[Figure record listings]
## BEGIN

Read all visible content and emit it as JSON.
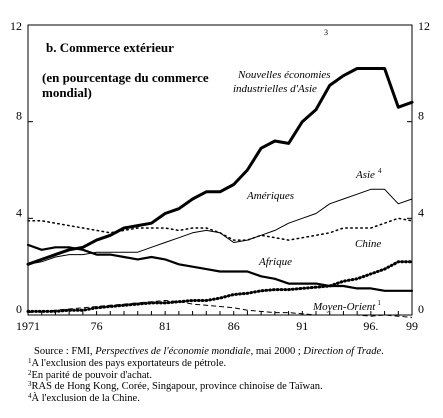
{
  "chart_data": {
    "type": "line",
    "title": "b. Commerce extérieur",
    "title_superscript": "3",
    "subtitle": "(en pourcentage du commerce mondial)",
    "ylim": [
      0,
      12
    ],
    "y_ticks": [
      0,
      4,
      8,
      12
    ],
    "y_tick_labels": [
      "0",
      "4",
      "8",
      "12"
    ],
    "xlim": [
      1971,
      1999
    ],
    "x_ticks": [
      1971,
      1976,
      1981,
      1986,
      1991,
      1996,
      1999
    ],
    "x_tick_labels": [
      "1971",
      "76",
      "81",
      "86",
      "91",
      "96.",
      "99"
    ],
    "grid": false,
    "x": [
      1971,
      1972,
      1973,
      1974,
      1975,
      1976,
      1977,
      1978,
      1979,
      1980,
      1981,
      1982,
      1983,
      1984,
      1985,
      1986,
      1987,
      1988,
      1989,
      1990,
      1991,
      1992,
      1993,
      1994,
      1995,
      1996,
      1997,
      1998,
      1999
    ],
    "series": [
      {
        "name": "Nouvelles économies industrielles d'Asie",
        "style": "thick",
        "values": [
          2.1,
          2.3,
          2.5,
          2.7,
          2.8,
          3.1,
          3.3,
          3.6,
          3.7,
          3.8,
          4.2,
          4.4,
          4.8,
          5.1,
          5.1,
          5.4,
          6.0,
          6.9,
          7.2,
          7.1,
          8.0,
          8.5,
          9.5,
          9.9,
          10.2,
          10.2,
          10.2,
          8.6,
          8.8
        ]
      },
      {
        "name": "Asie",
        "name_superscript": "4",
        "style": "thin",
        "values": [
          2.1,
          2.2,
          2.4,
          2.5,
          2.5,
          2.6,
          2.6,
          2.6,
          2.6,
          2.8,
          3.0,
          3.2,
          3.4,
          3.5,
          3.4,
          3.0,
          3.1,
          3.3,
          3.5,
          3.8,
          4.0,
          4.2,
          4.6,
          4.8,
          5.0,
          5.2,
          5.2,
          4.6,
          4.8
        ]
      },
      {
        "name": "Amériques",
        "style": "dotted-large",
        "values": [
          3.9,
          3.9,
          3.8,
          3.7,
          3.6,
          3.5,
          3.4,
          3.5,
          3.6,
          3.6,
          3.6,
          3.5,
          3.6,
          3.6,
          3.4,
          3.1,
          3.1,
          3.3,
          3.2,
          3.1,
          3.2,
          3.3,
          3.4,
          3.6,
          3.6,
          3.6,
          3.8,
          4.0,
          3.9
        ]
      },
      {
        "name": "Chine",
        "style": "dotted-fine",
        "values": [
          0.15,
          0.15,
          0.15,
          0.2,
          0.2,
          0.3,
          0.35,
          0.4,
          0.45,
          0.5,
          0.5,
          0.55,
          0.6,
          0.6,
          0.7,
          0.85,
          0.9,
          1.0,
          1.05,
          1.05,
          1.1,
          1.15,
          1.2,
          1.4,
          1.5,
          1.7,
          1.9,
          2.2,
          2.2
        ]
      },
      {
        "name": "Afrique",
        "style": "medium",
        "values": [
          2.9,
          2.7,
          2.8,
          2.8,
          2.7,
          2.5,
          2.5,
          2.4,
          2.3,
          2.4,
          2.3,
          2.1,
          2.0,
          1.9,
          1.8,
          1.8,
          1.8,
          1.6,
          1.5,
          1.3,
          1.3,
          1.3,
          1.2,
          1.2,
          1.1,
          1.1,
          1.0,
          1.0,
          1.0
        ]
      },
      {
        "name": "Moyen-Orient",
        "name_superscript": "1",
        "style": "dashed",
        "values": [
          0.1,
          0.15,
          0.2,
          0.25,
          0.3,
          0.35,
          0.4,
          0.45,
          0.5,
          0.55,
          0.6,
          0.55,
          0.45,
          0.4,
          0.35,
          0.3,
          0.2,
          0.15,
          0.1,
          0.1,
          0.05,
          0.0,
          0.0,
          0.0,
          0.0,
          -0.05,
          0.0,
          -0.05,
          -0.1
        ]
      }
    ]
  },
  "notes": {
    "source_prefix": "Source : FMI, ",
    "source_italic": "Perspectives de l'économie mondiale",
    "source_middle": ", mai 2000 ; ",
    "source_italic2": "Direction of Trade",
    "source_suffix": ".",
    "n1_mark": "1",
    "n1_text": "A l'exclusion des pays exportateurs de pétrole.",
    "n2_mark": "2",
    "n2_text": "En parité de pouvoir d'achat.",
    "n3_mark": "3",
    "n3_text": "RAS de Hong Kong, Corée, Singapour, province chinoise de Taïwan.",
    "n4_mark": "4",
    "n4_text": "À l'exclusion de la Chine."
  }
}
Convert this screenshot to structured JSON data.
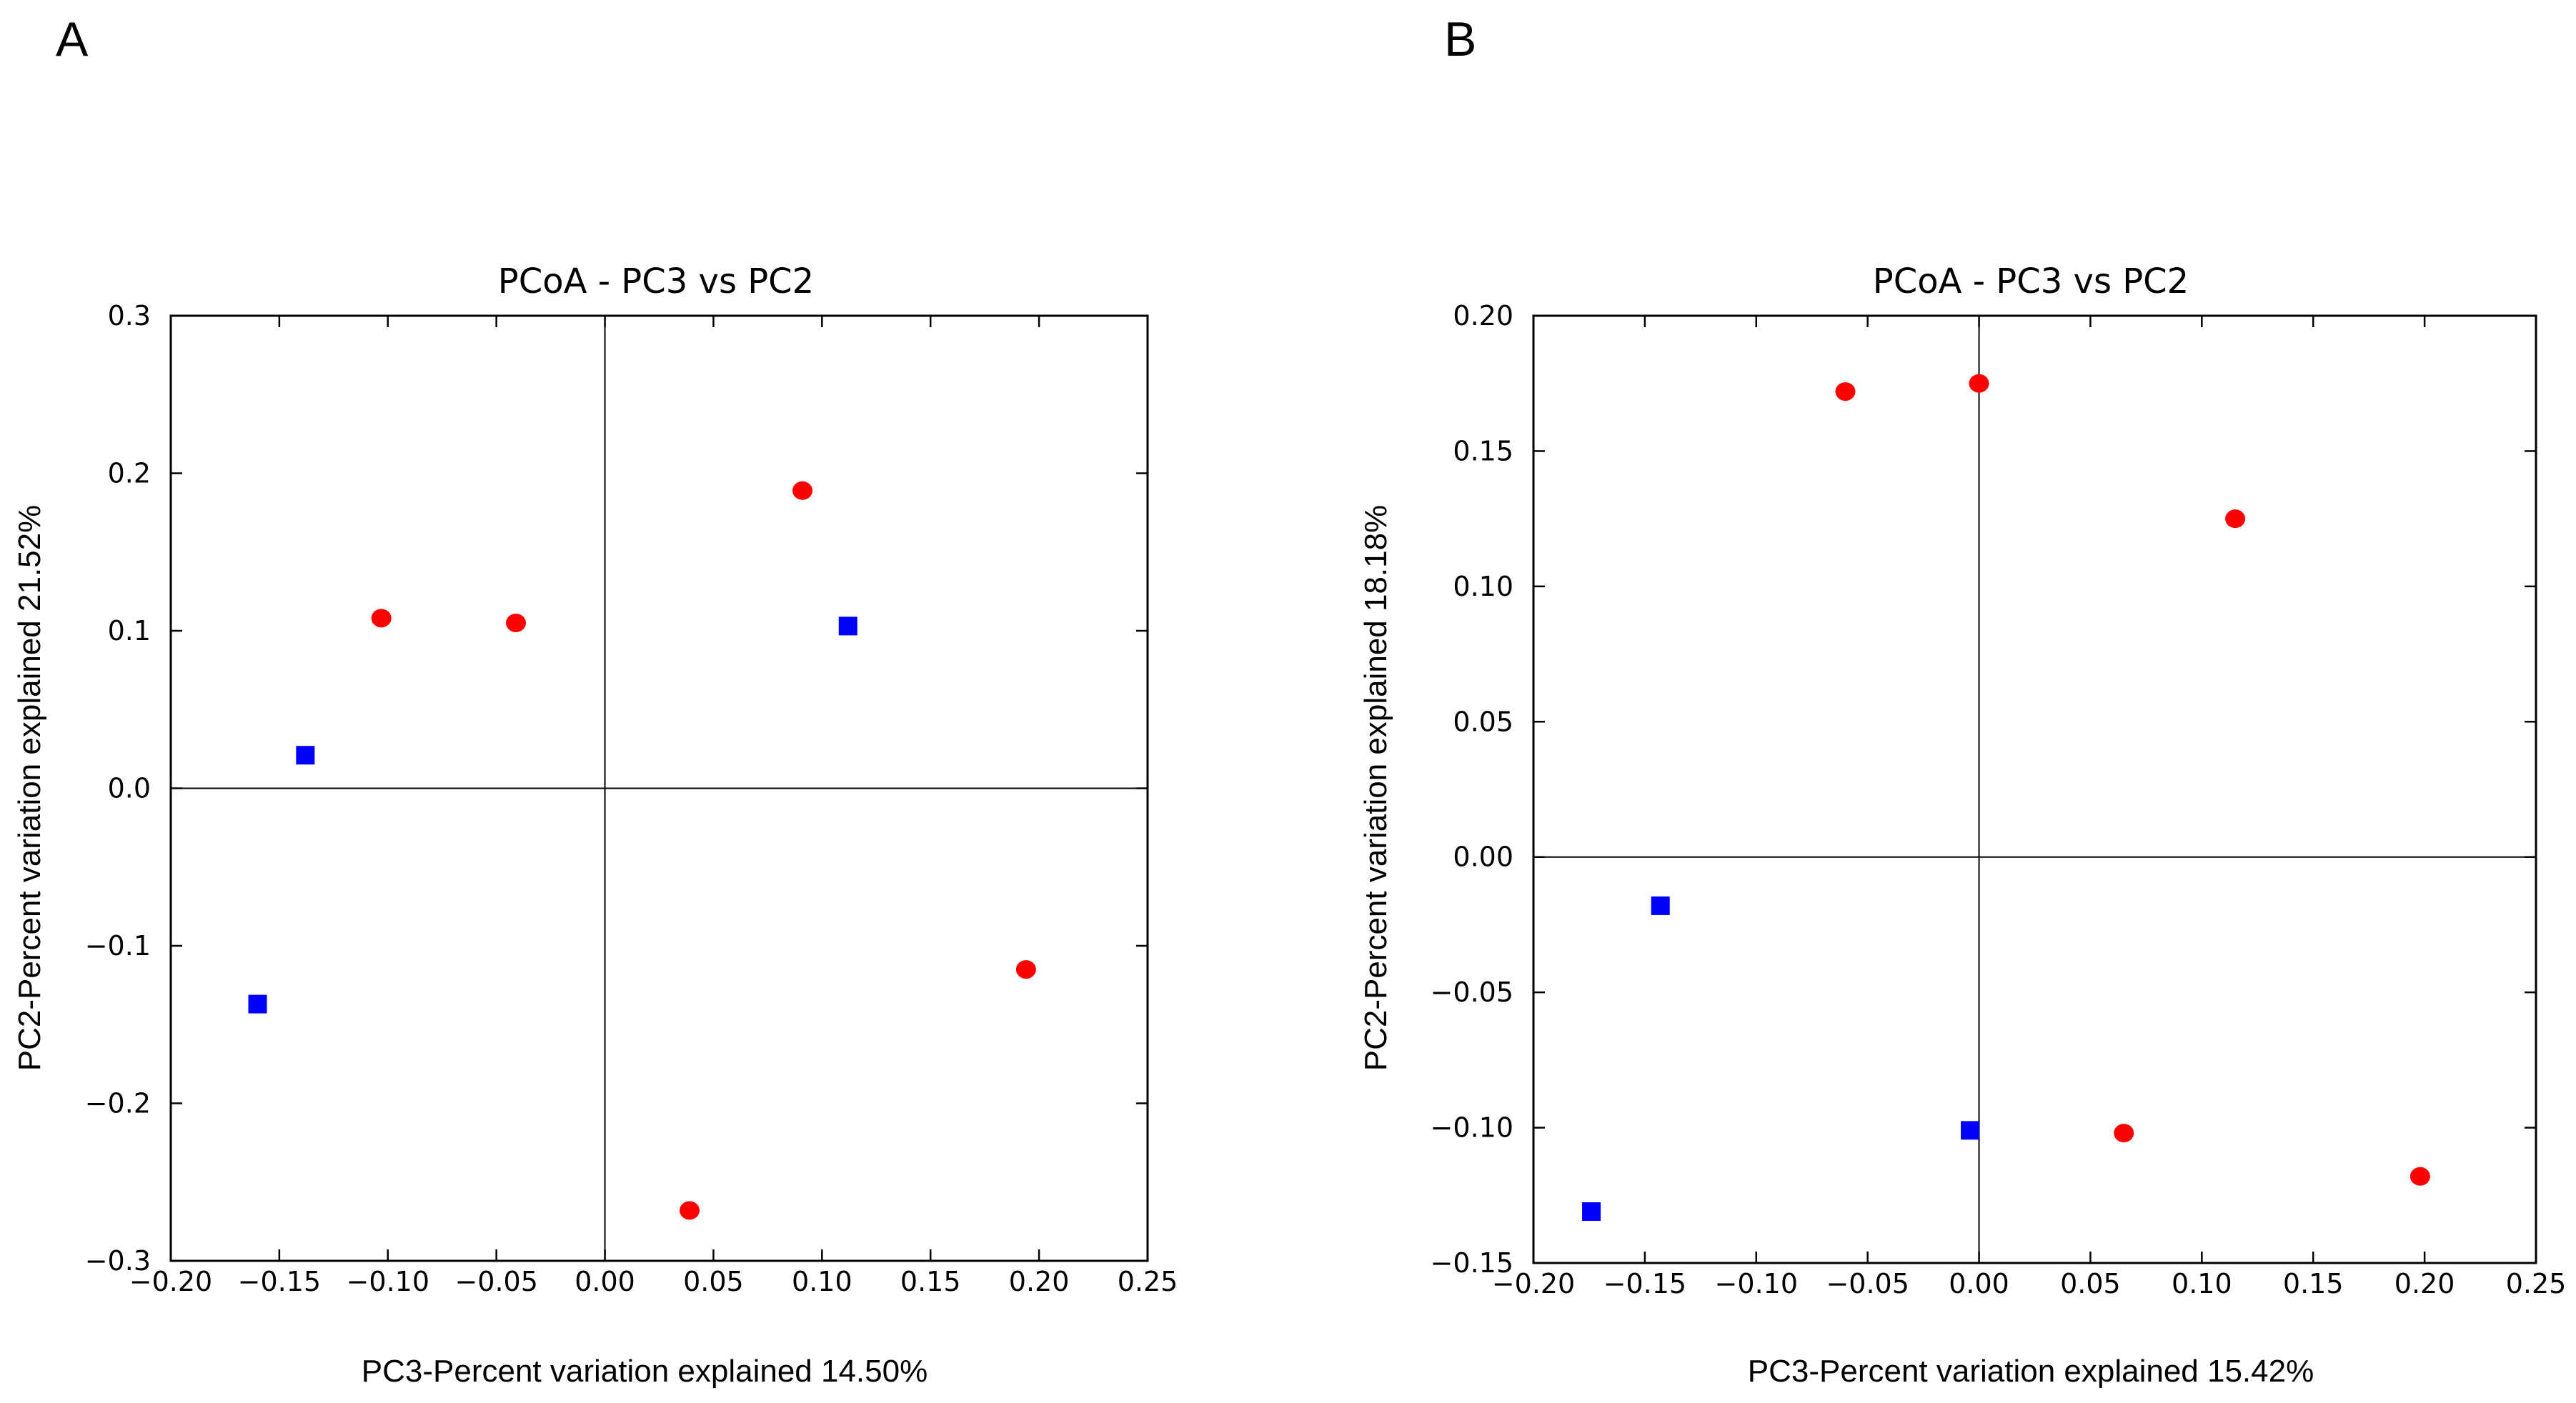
{
  "chart_data": [
    {
      "panel_label": "A",
      "type": "scatter",
      "title": "PCoA - PC3 vs PC2",
      "xlabel": "PC3-Percent variation explained 14.50%",
      "ylabel": "PC2-Percent variation explained  21.52%",
      "xlim": [
        -0.2,
        0.25
      ],
      "ylim": [
        -0.3,
        0.3
      ],
      "x_ticks": [
        -0.2,
        -0.15,
        -0.1,
        -0.05,
        0.0,
        0.05,
        0.1,
        0.15,
        0.2,
        0.25
      ],
      "x_tick_labels": [
        "−0.20",
        "−0.15",
        "−0.10",
        "−0.05",
        "0.00",
        "0.05",
        "0.10",
        "0.15",
        "0.20",
        "0.25"
      ],
      "y_ticks": [
        -0.3,
        -0.2,
        -0.1,
        0.0,
        0.1,
        0.2,
        0.3
      ],
      "y_tick_labels": [
        "−0.3",
        "−0.2",
        "−0.1",
        "0.0",
        "0.1",
        "0.2",
        "0.3"
      ],
      "grid": false,
      "series": [
        {
          "marker": "circle",
          "color": "#ff0000",
          "points": [
            {
              "x": -0.103,
              "y": 0.108
            },
            {
              "x": -0.041,
              "y": 0.105
            },
            {
              "x": 0.091,
              "y": 0.189
            },
            {
              "x": 0.194,
              "y": -0.115
            },
            {
              "x": 0.039,
              "y": -0.268
            }
          ]
        },
        {
          "marker": "square",
          "color": "#0000ff",
          "points": [
            {
              "x": -0.138,
              "y": 0.021
            },
            {
              "x": -0.16,
              "y": -0.137
            },
            {
              "x": 0.112,
              "y": 0.103
            }
          ]
        }
      ]
    },
    {
      "panel_label": "B",
      "type": "scatter",
      "title": "PCoA - PC3 vs PC2",
      "xlabel": "PC3-Percent variation explained 15.42%",
      "ylabel": "PC2-Percent variation explained  18.18%",
      "xlim": [
        -0.2,
        0.25
      ],
      "ylim": [
        -0.15,
        0.2
      ],
      "x_ticks": [
        -0.2,
        -0.15,
        -0.1,
        -0.05,
        0.0,
        0.05,
        0.1,
        0.15,
        0.2,
        0.25
      ],
      "x_tick_labels": [
        "−0.20",
        "−0.15",
        "−0.10",
        "−0.05",
        "0.00",
        "0.05",
        "0.10",
        "0.15",
        "0.20",
        "0.25"
      ],
      "y_ticks": [
        -0.15,
        -0.1,
        -0.05,
        0.0,
        0.05,
        0.1,
        0.15,
        0.2
      ],
      "y_tick_labels": [
        "−0.15",
        "−0.10",
        "−0.05",
        "0.00",
        "0.05",
        "0.10",
        "0.15",
        "0.20"
      ],
      "grid": false,
      "series": [
        {
          "marker": "circle",
          "color": "#ff0000",
          "points": [
            {
              "x": -0.06,
              "y": 0.172
            },
            {
              "x": 0.0,
              "y": 0.175
            },
            {
              "x": 0.115,
              "y": 0.125
            },
            {
              "x": 0.065,
              "y": -0.102
            },
            {
              "x": 0.198,
              "y": -0.118
            }
          ]
        },
        {
          "marker": "square",
          "color": "#0000ff",
          "points": [
            {
              "x": -0.143,
              "y": -0.018
            },
            {
              "x": -0.004,
              "y": -0.101
            },
            {
              "x": -0.174,
              "y": -0.131
            }
          ]
        }
      ]
    }
  ]
}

## END

Exercise objective | Search the data for "variation". Copy every matching line.

Response to this task |
      "xlabel": "PC3-Percent variation explained 14.50%",
      "ylabel": "PC2-Percent variation explained  21.52%",
      "xlabel": "PC3-Percent variation explained 15.42%",
      "ylabel": "PC2-Percent variation explained  18.18%",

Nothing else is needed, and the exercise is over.